Repeat the data verbatim.

-- begin Data provided --

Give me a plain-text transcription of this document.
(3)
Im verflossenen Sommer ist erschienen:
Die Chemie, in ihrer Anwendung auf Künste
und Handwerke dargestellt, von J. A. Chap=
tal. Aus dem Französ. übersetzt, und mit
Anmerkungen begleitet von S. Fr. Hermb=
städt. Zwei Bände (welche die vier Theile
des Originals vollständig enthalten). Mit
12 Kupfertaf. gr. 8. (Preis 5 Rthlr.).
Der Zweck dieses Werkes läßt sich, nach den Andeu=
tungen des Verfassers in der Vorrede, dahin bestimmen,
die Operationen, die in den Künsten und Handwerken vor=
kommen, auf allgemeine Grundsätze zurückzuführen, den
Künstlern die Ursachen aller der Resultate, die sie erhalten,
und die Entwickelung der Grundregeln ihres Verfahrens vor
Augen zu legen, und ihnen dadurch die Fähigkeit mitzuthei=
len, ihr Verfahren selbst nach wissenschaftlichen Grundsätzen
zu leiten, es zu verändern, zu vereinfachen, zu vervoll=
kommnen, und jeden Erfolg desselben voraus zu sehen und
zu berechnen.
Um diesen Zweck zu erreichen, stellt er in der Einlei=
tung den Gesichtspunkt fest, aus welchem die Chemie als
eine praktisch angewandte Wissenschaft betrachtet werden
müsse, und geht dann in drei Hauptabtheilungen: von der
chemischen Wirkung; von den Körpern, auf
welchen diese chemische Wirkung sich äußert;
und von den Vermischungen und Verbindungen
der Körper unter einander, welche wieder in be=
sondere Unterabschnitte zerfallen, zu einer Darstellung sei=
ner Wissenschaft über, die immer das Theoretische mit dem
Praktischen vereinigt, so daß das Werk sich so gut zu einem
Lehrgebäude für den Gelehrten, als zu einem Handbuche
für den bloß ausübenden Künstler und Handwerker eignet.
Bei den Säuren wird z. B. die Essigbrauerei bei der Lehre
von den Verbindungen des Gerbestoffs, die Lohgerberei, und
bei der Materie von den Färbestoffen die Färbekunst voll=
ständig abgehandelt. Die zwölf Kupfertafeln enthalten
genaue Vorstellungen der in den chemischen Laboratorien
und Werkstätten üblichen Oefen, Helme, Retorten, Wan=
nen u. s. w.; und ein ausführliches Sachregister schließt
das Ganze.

-- end Data provided --

### Full output
Give me a plain-text transcription of this document.
(3)
Im verflossenen Sommer ist erschienen:
Die Chemie, in ihrer Anwendung auf Künste
und Handwerke dargestellt, von J. A. Chap=
tal. Aus dem Französ. übersetzt, und mit
Anmerkungen begleitet von S. Fr. Hermb=
städt. Zwei Bände (welche die vier Theile
des Originals vollständig enthalten). Mit
12 Kupfertaf. gr. 8. (Preis 5 Rthlr.).
Der Zweck dieses Werkes läßt sich, nach den Andeu=
tungen des Verfassers in der Vorrede, dahin bestimmen,
die Operationen, die in den Künsten und Handwerken vor=
kommen, auf allgemeine Grundsätze zurückzuführen, den
Künstlern die Ursachen aller der Resultate, die sie erhalten,
und die Entwickelung der Grundregeln ihres Verfahrens vor
Augen zu legen, und ihnen dadurch die Fähigkeit mitzuthei=
len, ihr Verfahren selbst nach wissenschaftlichen Grundsätzen
zu leiten, es zu verändern, zu vereinfachen, zu vervoll=
kommnen, und jeden Erfolg desselben voraus zu sehen und
zu berechnen.
Um diesen Zweck zu erreichen, stellt er in der Einlei=
tung den Gesichtspunkt fest, aus welchem die Chemie als
eine praktisch angewandte Wissenschaft betrachtet werden
müsse, und geht dann in drei Hauptabtheilungen: von der
chemischen Wirkung; von den Körpern, auf
welchen diese chemische Wirkung sich äußert;
und von den Vermischungen und Verbindungen
der Körper unter einander, welche wieder in be=
sondere Unterabschnitte zerfallen, zu einer Darstellung sei=
ner Wissenschaft über, die immer das Theoretische mit dem
Praktischen vereinigt, so daß das Werk sich so gut zu einem
Lehrgebäude für den Gelehrten, als zu einem Handbuche
für den bloß ausübenden Künstler und Handwerker eignet.
Bei den Säuren wird z. B. die Essigbrauerei bei der Lehre
von den Verbindungen des Gerbestoffs, die Lohgerberei, und
bei der Materie von den Färbestoffen die Färbekunst voll=
ständig abgehandelt. Die zwölf Kupfertafeln enthalten
genaue Vorstellungen der in den chemischen Laboratorien
und Werkstätten üblichen Oefen, Helme, Retorten, Wan=
nen u. s. w.; und ein ausführliches Sachregister schließt
das Ganze.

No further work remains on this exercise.